= EXERCISE =
Leave out the pictures and copy everything else below exactly.

--------------------------------

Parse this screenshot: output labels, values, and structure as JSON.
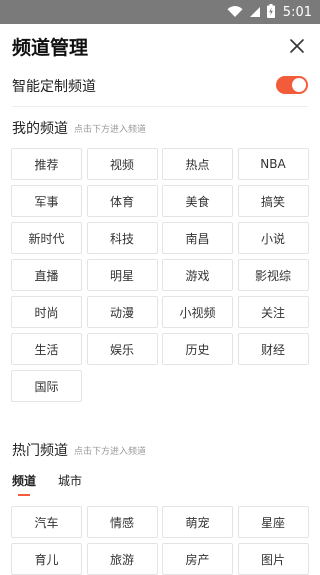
{
  "status_bar": {
    "time": "5:01",
    "icons": [
      "wifi-icon",
      "signal-icon",
      "battery-icon"
    ]
  },
  "header": {
    "title": "频道管理",
    "close_icon": "close-icon"
  },
  "smart": {
    "label": "智能定制频道",
    "toggle_on": true,
    "accent": "#f25c3b"
  },
  "my_channels": {
    "title": "我的频道",
    "hint": "点击下方进入频道",
    "items": [
      "推荐",
      "视频",
      "热点",
      "NBA",
      "军事",
      "体育",
      "美食",
      "搞笑",
      "新时代",
      "科技",
      "南昌",
      "小说",
      "直播",
      "明星",
      "游戏",
      "影视综",
      "时尚",
      "动漫",
      "小视频",
      "关注",
      "生活",
      "娱乐",
      "历史",
      "财经",
      "国际"
    ]
  },
  "hot_channels": {
    "title": "热门频道",
    "hint": "点击下方进入频道",
    "tabs": [
      {
        "label": "频道",
        "active": true
      },
      {
        "label": "城市",
        "active": false
      }
    ],
    "items": [
      "汽车",
      "情感",
      "萌宠",
      "星座",
      "育儿",
      "旅游",
      "房产",
      "图片"
    ]
  }
}
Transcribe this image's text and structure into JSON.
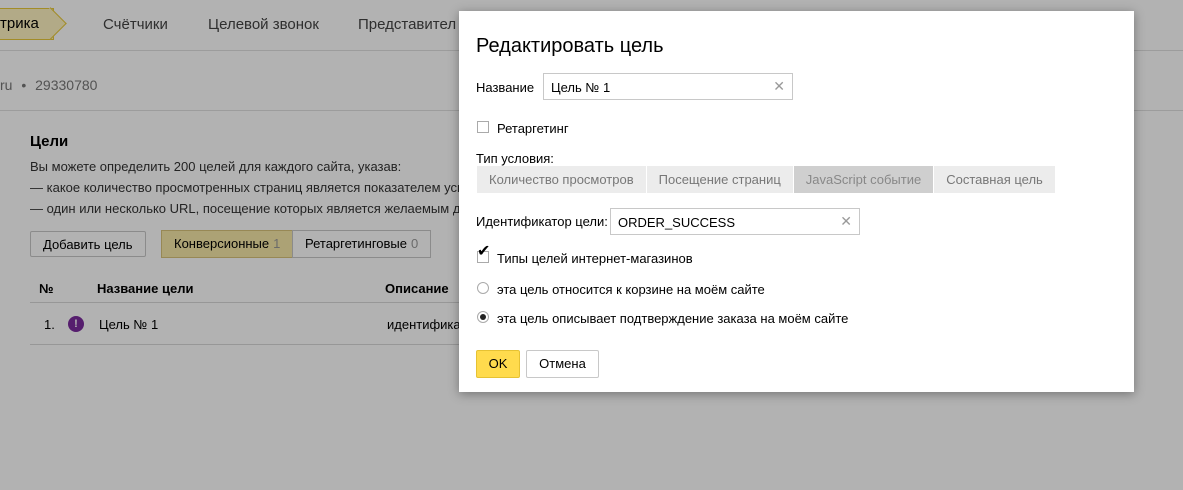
{
  "nav": {
    "brand": "трика",
    "tabs": [
      "Счётчики",
      "Целевой звонок",
      "Представител"
    ]
  },
  "breadcrumb": {
    "site": "ru",
    "separator": "•",
    "counter_id": "29330780"
  },
  "goals": {
    "title": "Цели",
    "desc_lines": [
      "Вы можете определить 200 целей для каждого сайта, указав:",
      "— какое количество просмотренных страниц является показателем усп",
      "— один или несколько URL, посещение которых является желаемым д"
    ],
    "add_button": "Добавить цель",
    "segments": [
      {
        "label": "Конверсионные",
        "count": "1"
      },
      {
        "label": "Ретаргетинговые",
        "count": "0"
      }
    ],
    "table": {
      "headers": [
        "№",
        "Название цели",
        "Описание"
      ],
      "rows": [
        {
          "num": "1.",
          "icon": "!",
          "name": "Цель № 1",
          "desc": "идентифика"
        }
      ]
    }
  },
  "modal": {
    "title": "Редактировать цель",
    "name_label": "Название",
    "name_value": "Цель № 1",
    "retargeting_label": "Ретаргетинг",
    "condition_label": "Тип условия:",
    "condition_tabs": [
      "Количество просмотров",
      "Посещение страниц",
      "JavaScript событие",
      "Составная цель"
    ],
    "active_tab_index": 2,
    "id_label": "Идентификатор цели:",
    "id_value": "ORDER_SUCCESS",
    "shop_types_label": "Типы целей интернет-магазинов",
    "radio_options": [
      "эта цель относится к корзине на моём сайте",
      "эта цель описывает подтверждение заказа на моём сайте"
    ],
    "selected_radio": 1,
    "ok_label": "OK",
    "cancel_label": "Отмена",
    "clear_glyph": "✕"
  },
  "colors": {
    "accent": "#ffdb4d",
    "goal_icon": "#7b2b9e",
    "overlay": "rgba(0,0,0,0.3)"
  },
  "icons": [
    "clear-icon",
    "checkmark-icon",
    "goal-status-icon"
  ]
}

--------------------------------

= EXERCISE RESPONSE =
Parse this screenshot: output labels, values, and structure as JSON.
{
  "status_bar": {
    "time": "5:01",
    "icons": [
      "wifi-icon",
      "signal-icon",
      "battery-icon"
    ]
  },
  "header": {
    "title": "频道管理",
    "close_icon": "close-icon"
  },
  "smart": {
    "label": "智能定制频道",
    "toggle_on": true,
    "accent": "#f25c3b"
  },
  "my_channels": {
    "title": "我的频道",
    "hint": "点击下方进入频道",
    "items": [
      "推荐",
      "视频",
      "热点",
      "NBA",
      "军事",
      "体育",
      "美食",
      "搞笑",
      "新时代",
      "科技",
      "南昌",
      "小说",
      "直播",
      "明星",
      "游戏",
      "影视综",
      "时尚",
      "动漫",
      "小视频",
      "关注",
      "生活",
      "娱乐",
      "历史",
      "财经",
      "国际"
    ]
  },
  "hot_channels": {
    "title": "热门频道",
    "hint": "点击下方进入频道",
    "tabs": [
      {
        "label": "频道",
        "active": true
      },
      {
        "label": "城市",
        "active": false
      }
    ],
    "items": [
      "汽车",
      "情感",
      "萌宠",
      "星座",
      "育儿",
      "旅游",
      "房产",
      "图片"
    ]
  }
}
Transcribe this image's text and structure into JSON.
{
  "nav": {
    "brand": "трика",
    "tabs": [
      "Счётчики",
      "Целевой звонок",
      "Представител"
    ]
  },
  "breadcrumb": {
    "site": "ru",
    "separator": "•",
    "counter_id": "29330780"
  },
  "goals": {
    "title": "Цели",
    "desc_lines": [
      "Вы можете определить 200 целей для каждого сайта, указав:",
      "— какое количество просмотренных страниц является показателем усп",
      "— один или несколько URL, посещение которых является желаемым д"
    ],
    "add_button": "Добавить цель",
    "segments": [
      {
        "label": "Конверсионные",
        "count": "1"
      },
      {
        "label": "Ретаргетинговые",
        "count": "0"
      }
    ],
    "table": {
      "headers": [
        "№",
        "Название цели",
        "Описание"
      ],
      "rows": [
        {
          "num": "1.",
          "icon": "!",
          "name": "Цель № 1",
          "desc": "идентифика"
        }
      ]
    }
  },
  "modal": {
    "title": "Редактировать цель",
    "name_label": "Название",
    "name_value": "Цель № 1",
    "retargeting_label": "Ретаргетинг",
    "condition_label": "Тип условия:",
    "condition_tabs": [
      "Количество просмотров",
      "Посещение страниц",
      "JavaScript событие",
      "Составная цель"
    ],
    "active_tab_index": 2,
    "id_label": "Идентификатор цели:",
    "id_value": "ORDER_SUCCESS",
    "shop_types_label": "Типы целей интернет-магазинов",
    "radio_options": [
      "эта цель относится к корзине на моём сайте",
      "эта цель описывает подтверждение заказа на моём сайте"
    ],
    "selected_radio": 1,
    "ok_label": "OK",
    "cancel_label": "Отмена",
    "clear_glyph": "✕"
  },
  "colors": {
    "accent": "#ffdb4d",
    "goal_icon": "#7b2b9e",
    "overlay": "rgba(0,0,0,0.3)"
  },
  "icons": [
    "clear-icon",
    "checkmark-icon",
    "goal-status-icon"
  ]
}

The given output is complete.